YOUR INSTRUCTIONS — Tally the lines that contain the string "porteur" and give the number by itself.

LISTED RECORDS —
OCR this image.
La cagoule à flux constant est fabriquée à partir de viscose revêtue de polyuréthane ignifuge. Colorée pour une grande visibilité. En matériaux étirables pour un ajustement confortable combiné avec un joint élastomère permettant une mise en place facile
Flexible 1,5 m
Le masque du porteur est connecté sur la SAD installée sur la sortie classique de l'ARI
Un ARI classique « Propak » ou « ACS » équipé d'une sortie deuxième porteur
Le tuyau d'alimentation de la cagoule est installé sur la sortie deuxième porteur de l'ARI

FULL SOLUTION — 3